[Dataset entries on figures]
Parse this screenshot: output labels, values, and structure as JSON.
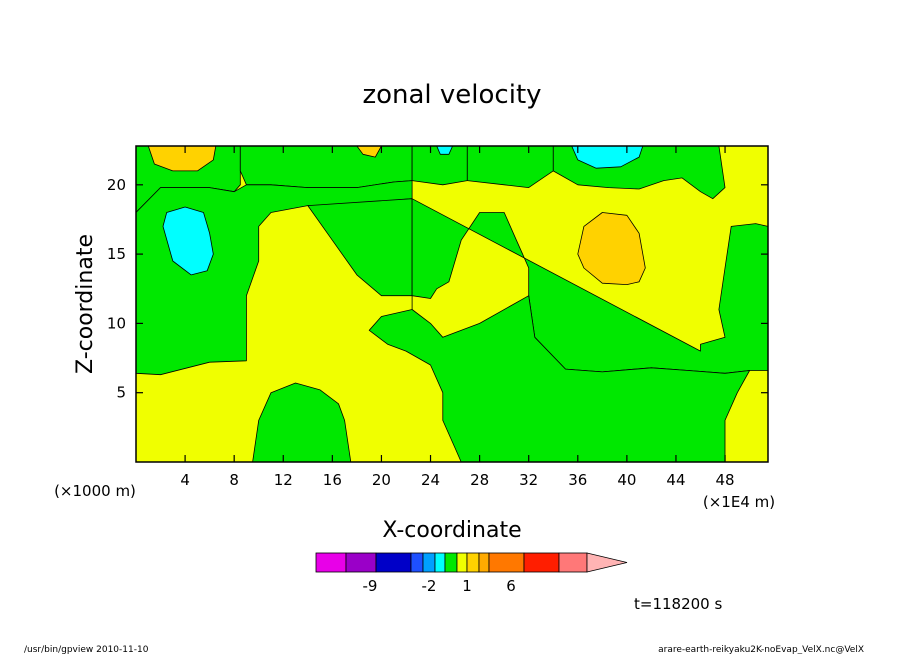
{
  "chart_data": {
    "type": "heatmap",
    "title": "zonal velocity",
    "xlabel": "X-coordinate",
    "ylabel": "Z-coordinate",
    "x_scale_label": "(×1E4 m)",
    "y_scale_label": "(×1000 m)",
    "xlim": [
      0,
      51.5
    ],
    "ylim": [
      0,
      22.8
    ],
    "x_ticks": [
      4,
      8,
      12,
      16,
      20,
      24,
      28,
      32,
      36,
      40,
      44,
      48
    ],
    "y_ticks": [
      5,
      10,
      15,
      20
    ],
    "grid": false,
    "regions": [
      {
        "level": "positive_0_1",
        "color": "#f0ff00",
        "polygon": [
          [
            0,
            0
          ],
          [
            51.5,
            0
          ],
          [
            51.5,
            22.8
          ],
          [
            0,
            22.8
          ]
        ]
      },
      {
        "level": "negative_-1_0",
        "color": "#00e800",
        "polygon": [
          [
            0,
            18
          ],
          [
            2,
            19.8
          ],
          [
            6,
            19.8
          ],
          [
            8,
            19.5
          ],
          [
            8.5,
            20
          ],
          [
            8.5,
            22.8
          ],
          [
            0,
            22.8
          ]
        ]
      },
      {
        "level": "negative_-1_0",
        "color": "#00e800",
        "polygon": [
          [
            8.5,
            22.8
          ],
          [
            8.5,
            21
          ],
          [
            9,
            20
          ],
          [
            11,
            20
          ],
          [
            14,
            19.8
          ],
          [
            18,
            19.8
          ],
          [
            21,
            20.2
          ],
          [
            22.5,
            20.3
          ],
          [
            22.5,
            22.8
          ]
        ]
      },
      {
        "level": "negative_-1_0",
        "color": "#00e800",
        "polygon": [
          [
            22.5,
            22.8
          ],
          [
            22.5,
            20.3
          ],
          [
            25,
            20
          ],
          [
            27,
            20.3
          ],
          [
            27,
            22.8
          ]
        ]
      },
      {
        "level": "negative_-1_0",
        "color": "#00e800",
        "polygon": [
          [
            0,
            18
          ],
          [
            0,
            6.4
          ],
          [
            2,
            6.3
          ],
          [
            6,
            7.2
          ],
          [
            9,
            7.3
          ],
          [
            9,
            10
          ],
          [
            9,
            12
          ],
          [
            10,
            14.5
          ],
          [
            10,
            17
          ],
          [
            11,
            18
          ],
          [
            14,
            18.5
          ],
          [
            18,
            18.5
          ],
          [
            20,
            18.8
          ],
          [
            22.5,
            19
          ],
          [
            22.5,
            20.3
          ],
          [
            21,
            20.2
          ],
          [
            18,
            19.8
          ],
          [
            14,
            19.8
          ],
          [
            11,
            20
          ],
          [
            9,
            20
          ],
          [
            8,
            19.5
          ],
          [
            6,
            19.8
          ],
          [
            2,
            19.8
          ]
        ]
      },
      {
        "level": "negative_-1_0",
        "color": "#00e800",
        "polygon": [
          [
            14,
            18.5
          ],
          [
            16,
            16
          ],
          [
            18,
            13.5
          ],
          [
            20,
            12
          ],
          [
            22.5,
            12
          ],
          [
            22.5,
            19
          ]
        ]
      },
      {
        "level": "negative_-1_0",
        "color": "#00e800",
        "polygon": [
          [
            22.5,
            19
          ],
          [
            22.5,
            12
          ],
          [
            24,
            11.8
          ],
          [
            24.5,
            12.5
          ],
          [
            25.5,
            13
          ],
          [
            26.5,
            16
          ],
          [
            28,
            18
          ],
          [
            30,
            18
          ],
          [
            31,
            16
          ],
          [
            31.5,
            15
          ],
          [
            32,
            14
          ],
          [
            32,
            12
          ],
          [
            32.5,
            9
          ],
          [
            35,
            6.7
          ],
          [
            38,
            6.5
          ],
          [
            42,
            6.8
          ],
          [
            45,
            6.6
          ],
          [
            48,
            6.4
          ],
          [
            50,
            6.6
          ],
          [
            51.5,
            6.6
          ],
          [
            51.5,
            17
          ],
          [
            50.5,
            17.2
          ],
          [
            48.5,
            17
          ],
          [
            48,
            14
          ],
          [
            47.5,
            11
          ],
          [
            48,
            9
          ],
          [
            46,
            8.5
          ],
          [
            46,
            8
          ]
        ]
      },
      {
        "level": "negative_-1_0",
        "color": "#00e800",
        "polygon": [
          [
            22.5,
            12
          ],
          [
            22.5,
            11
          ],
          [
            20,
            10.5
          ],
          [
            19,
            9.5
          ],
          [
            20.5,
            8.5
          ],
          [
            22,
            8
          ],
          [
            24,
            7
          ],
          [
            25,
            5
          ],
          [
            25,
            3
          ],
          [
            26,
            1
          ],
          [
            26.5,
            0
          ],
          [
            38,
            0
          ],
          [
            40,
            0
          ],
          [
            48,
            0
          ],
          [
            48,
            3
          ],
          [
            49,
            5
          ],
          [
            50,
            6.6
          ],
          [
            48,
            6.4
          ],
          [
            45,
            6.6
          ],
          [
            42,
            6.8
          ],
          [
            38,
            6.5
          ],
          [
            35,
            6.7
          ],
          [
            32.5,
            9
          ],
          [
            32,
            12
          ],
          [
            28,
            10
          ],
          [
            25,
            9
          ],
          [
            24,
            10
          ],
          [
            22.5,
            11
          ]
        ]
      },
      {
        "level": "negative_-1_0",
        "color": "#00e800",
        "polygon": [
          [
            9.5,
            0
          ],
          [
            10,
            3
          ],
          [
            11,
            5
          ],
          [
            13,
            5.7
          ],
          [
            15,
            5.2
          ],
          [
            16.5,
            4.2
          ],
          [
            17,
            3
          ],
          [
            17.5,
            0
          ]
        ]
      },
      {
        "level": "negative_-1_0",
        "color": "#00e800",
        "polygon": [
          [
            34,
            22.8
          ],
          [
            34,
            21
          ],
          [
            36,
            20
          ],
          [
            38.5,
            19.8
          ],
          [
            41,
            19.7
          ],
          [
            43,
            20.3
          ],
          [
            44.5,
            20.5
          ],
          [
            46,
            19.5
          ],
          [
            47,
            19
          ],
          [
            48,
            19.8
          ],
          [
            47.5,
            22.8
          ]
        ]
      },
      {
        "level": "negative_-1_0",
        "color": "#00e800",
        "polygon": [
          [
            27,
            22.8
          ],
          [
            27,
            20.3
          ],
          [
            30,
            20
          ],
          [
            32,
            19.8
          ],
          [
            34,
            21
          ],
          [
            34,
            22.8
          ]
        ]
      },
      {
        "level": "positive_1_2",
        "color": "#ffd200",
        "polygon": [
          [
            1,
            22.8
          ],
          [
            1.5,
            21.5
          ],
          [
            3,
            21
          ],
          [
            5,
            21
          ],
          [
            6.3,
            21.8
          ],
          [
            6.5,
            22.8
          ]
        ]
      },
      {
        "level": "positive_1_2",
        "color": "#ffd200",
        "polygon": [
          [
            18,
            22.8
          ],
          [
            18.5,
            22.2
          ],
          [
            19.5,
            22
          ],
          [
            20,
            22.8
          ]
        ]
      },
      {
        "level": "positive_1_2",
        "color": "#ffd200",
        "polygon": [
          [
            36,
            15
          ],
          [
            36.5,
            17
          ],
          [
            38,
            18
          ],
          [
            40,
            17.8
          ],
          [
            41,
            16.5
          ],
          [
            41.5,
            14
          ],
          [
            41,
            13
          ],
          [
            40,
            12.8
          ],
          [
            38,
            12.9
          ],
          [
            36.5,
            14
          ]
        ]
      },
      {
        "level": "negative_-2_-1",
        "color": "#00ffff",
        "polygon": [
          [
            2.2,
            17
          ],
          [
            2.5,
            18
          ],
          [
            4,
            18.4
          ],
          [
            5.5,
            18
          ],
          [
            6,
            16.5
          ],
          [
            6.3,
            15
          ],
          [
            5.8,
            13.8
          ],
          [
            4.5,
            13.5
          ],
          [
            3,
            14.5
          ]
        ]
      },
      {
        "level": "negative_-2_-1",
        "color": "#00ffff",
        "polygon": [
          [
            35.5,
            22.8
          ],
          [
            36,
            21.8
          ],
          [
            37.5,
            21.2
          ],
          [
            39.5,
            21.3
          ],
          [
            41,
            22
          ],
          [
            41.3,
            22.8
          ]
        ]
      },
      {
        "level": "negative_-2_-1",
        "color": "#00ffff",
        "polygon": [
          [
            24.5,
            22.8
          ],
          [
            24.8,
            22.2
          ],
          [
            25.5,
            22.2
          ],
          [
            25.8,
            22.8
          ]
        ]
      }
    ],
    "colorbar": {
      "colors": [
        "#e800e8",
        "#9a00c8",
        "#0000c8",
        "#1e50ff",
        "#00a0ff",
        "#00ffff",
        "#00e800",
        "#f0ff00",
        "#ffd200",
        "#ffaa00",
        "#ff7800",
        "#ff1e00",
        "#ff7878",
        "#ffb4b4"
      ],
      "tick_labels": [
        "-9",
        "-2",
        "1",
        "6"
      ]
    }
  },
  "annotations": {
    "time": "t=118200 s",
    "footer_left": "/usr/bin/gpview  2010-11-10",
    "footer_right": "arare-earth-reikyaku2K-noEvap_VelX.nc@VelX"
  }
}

__Request__: In the material above, find the lines that contain "coordinate" and show them.

__Answer__:
    "xlabel": "X-coordinate",
    "ylabel": "Z-coordinate",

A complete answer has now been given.